Task description
Reproduce the records below exactly as they appear.

──────── Material

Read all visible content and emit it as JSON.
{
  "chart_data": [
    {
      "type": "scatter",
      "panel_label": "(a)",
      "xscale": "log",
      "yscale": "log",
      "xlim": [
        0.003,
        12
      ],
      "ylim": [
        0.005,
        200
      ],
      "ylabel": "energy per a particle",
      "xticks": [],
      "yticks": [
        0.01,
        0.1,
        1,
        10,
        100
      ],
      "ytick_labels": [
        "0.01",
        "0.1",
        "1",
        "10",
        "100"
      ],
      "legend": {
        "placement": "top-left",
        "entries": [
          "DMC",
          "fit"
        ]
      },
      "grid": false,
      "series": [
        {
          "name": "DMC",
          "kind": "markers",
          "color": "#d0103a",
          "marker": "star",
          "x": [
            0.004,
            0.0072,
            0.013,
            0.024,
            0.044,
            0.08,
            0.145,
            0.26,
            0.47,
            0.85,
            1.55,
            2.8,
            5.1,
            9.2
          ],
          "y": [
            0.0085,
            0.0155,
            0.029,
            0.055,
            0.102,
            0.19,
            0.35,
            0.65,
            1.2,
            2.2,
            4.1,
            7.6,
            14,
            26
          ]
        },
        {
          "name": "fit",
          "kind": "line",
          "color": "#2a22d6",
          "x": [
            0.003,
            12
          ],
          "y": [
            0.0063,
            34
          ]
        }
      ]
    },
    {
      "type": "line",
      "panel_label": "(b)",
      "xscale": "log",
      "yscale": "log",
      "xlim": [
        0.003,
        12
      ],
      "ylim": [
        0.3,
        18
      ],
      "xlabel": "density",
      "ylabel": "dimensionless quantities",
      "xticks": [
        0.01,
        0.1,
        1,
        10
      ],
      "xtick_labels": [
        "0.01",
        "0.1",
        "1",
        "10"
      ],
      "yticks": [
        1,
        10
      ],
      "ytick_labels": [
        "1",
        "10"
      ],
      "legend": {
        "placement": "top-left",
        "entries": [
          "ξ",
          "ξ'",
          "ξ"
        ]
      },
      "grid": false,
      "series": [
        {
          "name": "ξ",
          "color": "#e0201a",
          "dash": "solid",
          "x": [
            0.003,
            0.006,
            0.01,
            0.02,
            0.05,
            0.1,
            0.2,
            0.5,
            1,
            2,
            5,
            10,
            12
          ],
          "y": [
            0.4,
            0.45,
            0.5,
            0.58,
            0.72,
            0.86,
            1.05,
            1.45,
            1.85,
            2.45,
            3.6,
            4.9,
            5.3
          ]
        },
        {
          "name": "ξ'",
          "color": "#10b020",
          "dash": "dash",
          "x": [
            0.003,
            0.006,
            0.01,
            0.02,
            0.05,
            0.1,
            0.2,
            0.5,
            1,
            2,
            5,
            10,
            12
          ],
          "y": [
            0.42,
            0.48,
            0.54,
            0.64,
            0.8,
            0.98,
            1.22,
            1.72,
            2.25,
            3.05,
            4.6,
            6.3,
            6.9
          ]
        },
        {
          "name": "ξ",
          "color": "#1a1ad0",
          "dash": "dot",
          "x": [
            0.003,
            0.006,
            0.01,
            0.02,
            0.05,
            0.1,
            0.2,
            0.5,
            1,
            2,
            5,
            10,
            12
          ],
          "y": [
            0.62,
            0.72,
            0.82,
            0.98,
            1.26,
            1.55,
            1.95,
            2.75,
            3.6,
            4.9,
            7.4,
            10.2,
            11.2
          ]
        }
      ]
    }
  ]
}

────────────────

Response
Read all visible content and emit it as JSON.
{
  "chart_data": [
    {
      "type": "scatter",
      "panel_label": "(a)",
      "xscale": "log",
      "yscale": "log",
      "xlim": [
        0.003,
        12
      ],
      "ylim": [
        0.005,
        200
      ],
      "ylabel": "energy per a particle",
      "xticks": [],
      "yticks": [
        0.01,
        0.1,
        1,
        10,
        100
      ],
      "ytick_labels": [
        "0.01",
        "0.1",
        "1",
        "10",
        "100"
      ],
      "legend": {
        "placement": "top-left",
        "entries": [
          "DMC",
          "fit"
        ]
      },
      "grid": false,
      "series": [
        {
          "name": "DMC",
          "kind": "markers",
          "color": "#d0103a",
          "marker": "star",
          "x": [
            0.004,
            0.0072,
            0.013,
            0.024,
            0.044,
            0.08,
            0.145,
            0.26,
            0.47,
            0.85,
            1.55,
            2.8,
            5.1,
            9.2
          ],
          "y": [
            0.0085,
            0.0155,
            0.029,
            0.055,
            0.102,
            0.19,
            0.35,
            0.65,
            1.2,
            2.2,
            4.1,
            7.6,
            14,
            26
          ]
        },
        {
          "name": "fit",
          "kind": "line",
          "color": "#2a22d6",
          "x": [
            0.003,
            12
          ],
          "y": [
            0.0063,
            34
          ]
        }
      ]
    },
    {
      "type": "line",
      "panel_label": "(b)",
      "xscale": "log",
      "yscale": "log",
      "xlim": [
        0.003,
        12
      ],
      "ylim": [
        0.3,
        18
      ],
      "xlabel": "density",
      "ylabel": "dimensionless quantities",
      "xticks": [
        0.01,
        0.1,
        1,
        10
      ],
      "xtick_labels": [
        "0.01",
        "0.1",
        "1",
        "10"
      ],
      "yticks": [
        1,
        10
      ],
      "ytick_labels": [
        "1",
        "10"
      ],
      "legend": {
        "placement": "top-left",
        "entries": [
          "ξ",
          "ξ'",
          "ξ"
        ]
      },
      "grid": false,
      "series": [
        {
          "name": "ξ",
          "color": "#e0201a",
          "dash": "solid",
          "x": [
            0.003,
            0.006,
            0.01,
            0.02,
            0.05,
            0.1,
            0.2,
            0.5,
            1,
            2,
            5,
            10,
            12
          ],
          "y": [
            0.4,
            0.45,
            0.5,
            0.58,
            0.72,
            0.86,
            1.05,
            1.45,
            1.85,
            2.45,
            3.6,
            4.9,
            5.3
          ]
        },
        {
          "name": "ξ'",
          "color": "#10b020",
          "dash": "dash",
          "x": [
            0.003,
            0.006,
            0.01,
            0.02,
            0.05,
            0.1,
            0.2,
            0.5,
            1,
            2,
            5,
            10,
            12
          ],
          "y": [
            0.42,
            0.48,
            0.54,
            0.64,
            0.8,
            0.98,
            1.22,
            1.72,
            2.25,
            3.05,
            4.6,
            6.3,
            6.9
          ]
        },
        {
          "name": "ξ",
          "color": "#1a1ad0",
          "dash": "dot",
          "x": [
            0.003,
            0.006,
            0.01,
            0.02,
            0.05,
            0.1,
            0.2,
            0.5,
            1,
            2,
            5,
            10,
            12
          ],
          "y": [
            0.62,
            0.72,
            0.82,
            0.98,
            1.26,
            1.55,
            1.95,
            2.75,
            3.6,
            4.9,
            7.4,
            10.2,
            11.2
          ]
        }
      ]
    }
  ]
}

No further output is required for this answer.